PROMPT
The response is to be the full listing, set down exactly.
━━━━━━━━━━━━━━━━━━━━
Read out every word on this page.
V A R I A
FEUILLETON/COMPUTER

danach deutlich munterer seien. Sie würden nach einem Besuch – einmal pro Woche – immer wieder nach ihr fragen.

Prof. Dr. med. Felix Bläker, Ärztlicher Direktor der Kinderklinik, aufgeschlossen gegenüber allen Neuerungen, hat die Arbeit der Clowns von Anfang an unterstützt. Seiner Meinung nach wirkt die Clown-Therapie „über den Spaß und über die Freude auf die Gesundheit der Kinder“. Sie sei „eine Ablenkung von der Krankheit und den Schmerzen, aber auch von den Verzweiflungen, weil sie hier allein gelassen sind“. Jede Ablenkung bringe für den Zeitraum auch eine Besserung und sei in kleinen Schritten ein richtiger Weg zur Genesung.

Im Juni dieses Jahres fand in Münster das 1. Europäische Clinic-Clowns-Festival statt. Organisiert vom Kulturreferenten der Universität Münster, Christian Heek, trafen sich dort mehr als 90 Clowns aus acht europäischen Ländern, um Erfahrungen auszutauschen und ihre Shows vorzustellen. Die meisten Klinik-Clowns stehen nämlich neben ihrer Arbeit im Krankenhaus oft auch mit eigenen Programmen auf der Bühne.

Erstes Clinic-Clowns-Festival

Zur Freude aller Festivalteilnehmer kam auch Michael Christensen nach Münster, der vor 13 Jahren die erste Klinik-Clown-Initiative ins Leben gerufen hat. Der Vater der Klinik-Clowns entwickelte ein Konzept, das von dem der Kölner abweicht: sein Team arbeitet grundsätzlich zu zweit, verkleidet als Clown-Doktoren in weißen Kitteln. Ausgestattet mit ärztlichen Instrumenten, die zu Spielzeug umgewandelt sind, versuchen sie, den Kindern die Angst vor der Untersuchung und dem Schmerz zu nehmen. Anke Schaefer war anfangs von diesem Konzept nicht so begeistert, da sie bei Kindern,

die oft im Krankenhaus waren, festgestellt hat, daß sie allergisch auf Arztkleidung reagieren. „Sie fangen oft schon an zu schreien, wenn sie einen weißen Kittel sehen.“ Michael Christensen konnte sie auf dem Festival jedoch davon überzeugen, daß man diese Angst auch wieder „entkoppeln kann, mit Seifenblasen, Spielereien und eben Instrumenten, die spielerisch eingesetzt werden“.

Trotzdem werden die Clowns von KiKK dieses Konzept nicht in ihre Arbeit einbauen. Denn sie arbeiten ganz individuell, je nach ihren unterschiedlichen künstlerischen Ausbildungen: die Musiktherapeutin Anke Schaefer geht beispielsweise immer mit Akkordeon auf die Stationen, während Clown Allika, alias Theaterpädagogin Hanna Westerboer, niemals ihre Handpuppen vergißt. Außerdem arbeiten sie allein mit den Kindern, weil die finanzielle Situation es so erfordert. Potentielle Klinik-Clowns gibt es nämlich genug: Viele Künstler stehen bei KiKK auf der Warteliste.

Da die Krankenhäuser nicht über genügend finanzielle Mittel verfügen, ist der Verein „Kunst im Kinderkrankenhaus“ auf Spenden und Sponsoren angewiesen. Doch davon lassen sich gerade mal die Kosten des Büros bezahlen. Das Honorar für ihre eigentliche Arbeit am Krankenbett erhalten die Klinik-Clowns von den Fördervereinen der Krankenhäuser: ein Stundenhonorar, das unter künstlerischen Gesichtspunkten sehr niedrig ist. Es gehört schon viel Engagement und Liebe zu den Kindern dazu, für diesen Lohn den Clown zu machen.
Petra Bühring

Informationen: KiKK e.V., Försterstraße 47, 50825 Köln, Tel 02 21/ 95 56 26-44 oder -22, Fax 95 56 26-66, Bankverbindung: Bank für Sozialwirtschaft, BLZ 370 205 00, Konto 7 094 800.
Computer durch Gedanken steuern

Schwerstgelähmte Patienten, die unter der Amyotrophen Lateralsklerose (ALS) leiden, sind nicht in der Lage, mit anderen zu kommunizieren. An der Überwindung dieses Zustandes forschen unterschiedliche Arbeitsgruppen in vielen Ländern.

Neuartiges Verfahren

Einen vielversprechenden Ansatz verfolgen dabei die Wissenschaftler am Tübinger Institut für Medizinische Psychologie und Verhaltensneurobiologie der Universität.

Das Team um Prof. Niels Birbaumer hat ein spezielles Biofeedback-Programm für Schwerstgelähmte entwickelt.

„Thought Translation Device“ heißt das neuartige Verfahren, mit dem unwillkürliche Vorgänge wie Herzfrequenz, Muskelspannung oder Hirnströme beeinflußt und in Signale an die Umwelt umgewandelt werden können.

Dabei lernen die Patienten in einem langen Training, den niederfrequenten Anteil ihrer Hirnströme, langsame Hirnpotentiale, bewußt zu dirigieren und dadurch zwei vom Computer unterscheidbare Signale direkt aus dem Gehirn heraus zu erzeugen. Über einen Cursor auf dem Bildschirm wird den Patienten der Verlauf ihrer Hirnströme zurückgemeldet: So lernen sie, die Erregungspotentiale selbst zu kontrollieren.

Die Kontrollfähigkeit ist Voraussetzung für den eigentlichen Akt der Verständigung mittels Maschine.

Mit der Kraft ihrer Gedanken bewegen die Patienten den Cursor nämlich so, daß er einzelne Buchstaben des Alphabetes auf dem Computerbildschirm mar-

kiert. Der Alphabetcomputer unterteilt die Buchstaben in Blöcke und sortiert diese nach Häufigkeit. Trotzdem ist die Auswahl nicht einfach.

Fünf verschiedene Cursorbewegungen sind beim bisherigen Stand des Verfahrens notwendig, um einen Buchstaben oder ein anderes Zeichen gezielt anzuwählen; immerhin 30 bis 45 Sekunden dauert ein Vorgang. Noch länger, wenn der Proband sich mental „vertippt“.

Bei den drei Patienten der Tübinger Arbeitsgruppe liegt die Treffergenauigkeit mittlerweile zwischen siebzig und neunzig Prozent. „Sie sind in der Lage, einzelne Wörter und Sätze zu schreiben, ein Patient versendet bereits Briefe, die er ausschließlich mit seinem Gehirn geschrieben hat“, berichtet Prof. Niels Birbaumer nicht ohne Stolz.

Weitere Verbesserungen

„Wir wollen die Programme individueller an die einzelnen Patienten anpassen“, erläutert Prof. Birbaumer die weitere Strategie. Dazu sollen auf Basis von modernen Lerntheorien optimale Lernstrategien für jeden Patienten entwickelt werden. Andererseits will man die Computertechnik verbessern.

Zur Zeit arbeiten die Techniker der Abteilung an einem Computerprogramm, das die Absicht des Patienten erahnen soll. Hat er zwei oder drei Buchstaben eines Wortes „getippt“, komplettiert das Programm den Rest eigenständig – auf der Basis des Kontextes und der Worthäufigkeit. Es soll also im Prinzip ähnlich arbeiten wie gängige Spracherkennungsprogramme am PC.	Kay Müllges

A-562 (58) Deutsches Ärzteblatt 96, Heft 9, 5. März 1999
━━━━━━━━━━━━━━━━━━━━
EXERCISE RESPONSE
Read out every word on this page.
V A R I A
FEUILLETON/COMPUTER

danach deutlich munterer seien. Sie würden nach einem Besuch – einmal pro Woche – immer wieder nach ihr fragen.

Prof. Dr. med. Felix Bläker, Ärztlicher Direktor der Kinderklinik, aufgeschlossen gegenüber allen Neuerungen, hat die Arbeit der Clowns von Anfang an unterstützt. Seiner Meinung nach wirkt die Clown-Therapie „über den Spaß und über die Freude auf die Gesundheit der Kinder“. Sie sei „eine Ablenkung von der Krankheit und den Schmerzen, aber auch von den Verzweiflungen, weil sie hier allein gelassen sind“. Jede Ablenkung bringe für den Zeitraum auch eine Besserung und sei in kleinen Schritten ein richtiger Weg zur Genesung.

Im Juni dieses Jahres fand in Münster das 1. Europäische Clinic-Clowns-Festival statt. Organisiert vom Kulturreferenten der Universität Münster, Christian Heek, trafen sich dort mehr als 90 Clowns aus acht europäischen Ländern, um Erfahrungen auszutauschen und ihre Shows vorzustellen. Die meisten Klinik-Clowns stehen nämlich neben ihrer Arbeit im Krankenhaus oft auch mit eigenen Programmen auf der Bühne.

Erstes Clinic-Clowns-Festival

Zur Freude aller Festivalteilnehmer kam auch Michael Christensen nach Münster, der vor 13 Jahren die erste Klinik-Clown-Initiative ins Leben gerufen hat. Der Vater der Klinik-Clowns entwickelte ein Konzept, das von dem der Kölner abweicht: sein Team arbeitet grundsätzlich zu zweit, verkleidet als Clown-Doktoren in weißen Kitteln. Ausgestattet mit ärztlichen Instrumenten, die zu Spielzeug umgewandelt sind, versuchen sie, den Kindern die Angst vor der Untersuchung und dem Schmerz zu nehmen. Anke Schaefer war anfangs von diesem Konzept nicht so begeistert, da sie bei Kindern,

die oft im Krankenhaus waren, festgestellt hat, daß sie allergisch auf Arztkleidung reagieren. „Sie fangen oft schon an zu schreien, wenn sie einen weißen Kittel sehen.“ Michael Christensen konnte sie auf dem Festival jedoch davon überzeugen, daß man diese Angst auch wieder „entkoppeln kann, mit Seifenblasen, Spielereien und eben Instrumenten, die spielerisch eingesetzt werden“.

Trotzdem werden die Clowns von KiKK dieses Konzept nicht in ihre Arbeit einbauen. Denn sie arbeiten ganz individuell, je nach ihren unterschiedlichen künstlerischen Ausbildungen: die Musiktherapeutin Anke Schaefer geht beispielsweise immer mit Akkordeon auf die Stationen, während Clown Allika, alias Theaterpädagogin Hanna Westerboer, niemals ihre Handpuppen vergißt. Außerdem arbeiten sie allein mit den Kindern, weil die finanzielle Situation es so erfordert. Potentielle Klinik-Clowns gibt es nämlich genug: Viele Künstler stehen bei KiKK auf der Warteliste.

Da die Krankenhäuser nicht über genügend finanzielle Mittel verfügen, ist der Verein „Kunst im Kinderkrankenhaus“ auf Spenden und Sponsoren angewiesen. Doch davon lassen sich gerade mal die Kosten des Büros bezahlen. Das Honorar für ihre eigentliche Arbeit am Krankenbett erhalten die Klinik-Clowns von den Fördervereinen der Krankenhäuser: ein Stundenhonorar, das unter künstlerischen Gesichtspunkten sehr niedrig ist. Es gehört schon viel Engagement und Liebe zu den Kindern dazu, für diesen Lohn den Clown zu machen.
Petra Bühring

Informationen: KiKK e.V., Försterstraße 47, 50825 Köln, Tel 02 21/ 95 56 26-44 oder -22, Fax 95 56 26-66, Bankverbindung: Bank für Sozialwirtschaft, BLZ 370 205 00, Konto 7 094 800.
Computer durch Gedanken steuern

Schwerstgelähmte Patienten, die unter der Amyotrophen Lateralsklerose (ALS) leiden, sind nicht in der Lage, mit anderen zu kommunizieren. An der Überwindung dieses Zustandes forschen unterschiedliche Arbeitsgruppen in vielen Ländern.

Neuartiges Verfahren

Einen vielversprechenden Ansatz verfolgen dabei die Wissenschaftler am Tübinger Institut für Medizinische Psychologie und Verhaltensneurobiologie der Universität.

Das Team um Prof. Niels Birbaumer hat ein spezielles Biofeedback-Programm für Schwerstgelähmte entwickelt.

„Thought Translation Device“ heißt das neuartige Verfahren, mit dem unwillkürliche Vorgänge wie Herzfrequenz, Muskelspannung oder Hirnströme beeinflußt und in Signale an die Umwelt umgewandelt werden können.

Dabei lernen die Patienten in einem langen Training, den niederfrequenten Anteil ihrer Hirnströme, langsame Hirnpotentiale, bewußt zu dirigieren und dadurch zwei vom Computer unterscheidbare Signale direkt aus dem Gehirn heraus zu erzeugen. Über einen Cursor auf dem Bildschirm wird den Patienten der Verlauf ihrer Hirnströme zurückgemeldet: So lernen sie, die Erregungspotentiale selbst zu kontrollieren.

Die Kontrollfähigkeit ist Voraussetzung für den eigentlichen Akt der Verständigung mittels Maschine.

Mit der Kraft ihrer Gedanken bewegen die Patienten den Cursor nämlich so, daß er einzelne Buchstaben des Alphabetes auf dem Computerbildschirm mar-

kiert. Der Alphabetcomputer unterteilt die Buchstaben in Blöcke und sortiert diese nach Häufigkeit. Trotzdem ist die Auswahl nicht einfach.

Fünf verschiedene Cursorbewegungen sind beim bisherigen Stand des Verfahrens notwendig, um einen Buchstaben oder ein anderes Zeichen gezielt anzuwählen; immerhin 30 bis 45 Sekunden dauert ein Vorgang. Noch länger, wenn der Proband sich mental „vertippt“.

Bei den drei Patienten der Tübinger Arbeitsgruppe liegt die Treffergenauigkeit mittlerweile zwischen siebzig und neunzig Prozent. „Sie sind in der Lage, einzelne Wörter und Sätze zu schreiben, ein Patient versendet bereits Briefe, die er ausschließlich mit seinem Gehirn geschrieben hat“, berichtet Prof. Niels Birbaumer nicht ohne Stolz.

Weitere Verbesserungen

„Wir wollen die Programme individueller an die einzelnen Patienten anpassen“, erläutert Prof. Birbaumer die weitere Strategie. Dazu sollen auf Basis von modernen Lerntheorien optimale Lernstrategien für jeden Patienten entwickelt werden. Andererseits will man die Computertechnik verbessern.

Zur Zeit arbeiten die Techniker der Abteilung an einem Computerprogramm, das die Absicht des Patienten erahnen soll. Hat er zwei oder drei Buchstaben eines Wortes „getippt“, komplettiert das Programm den Rest eigenständig – auf der Basis des Kontextes und der Worthäufigkeit. Es soll also im Prinzip ähnlich arbeiten wie gängige Spracherkennungsprogramme am PC.	Kay Müllges

A-562 (58) Deutsches Ärzteblatt 96, Heft 9, 5. März 1999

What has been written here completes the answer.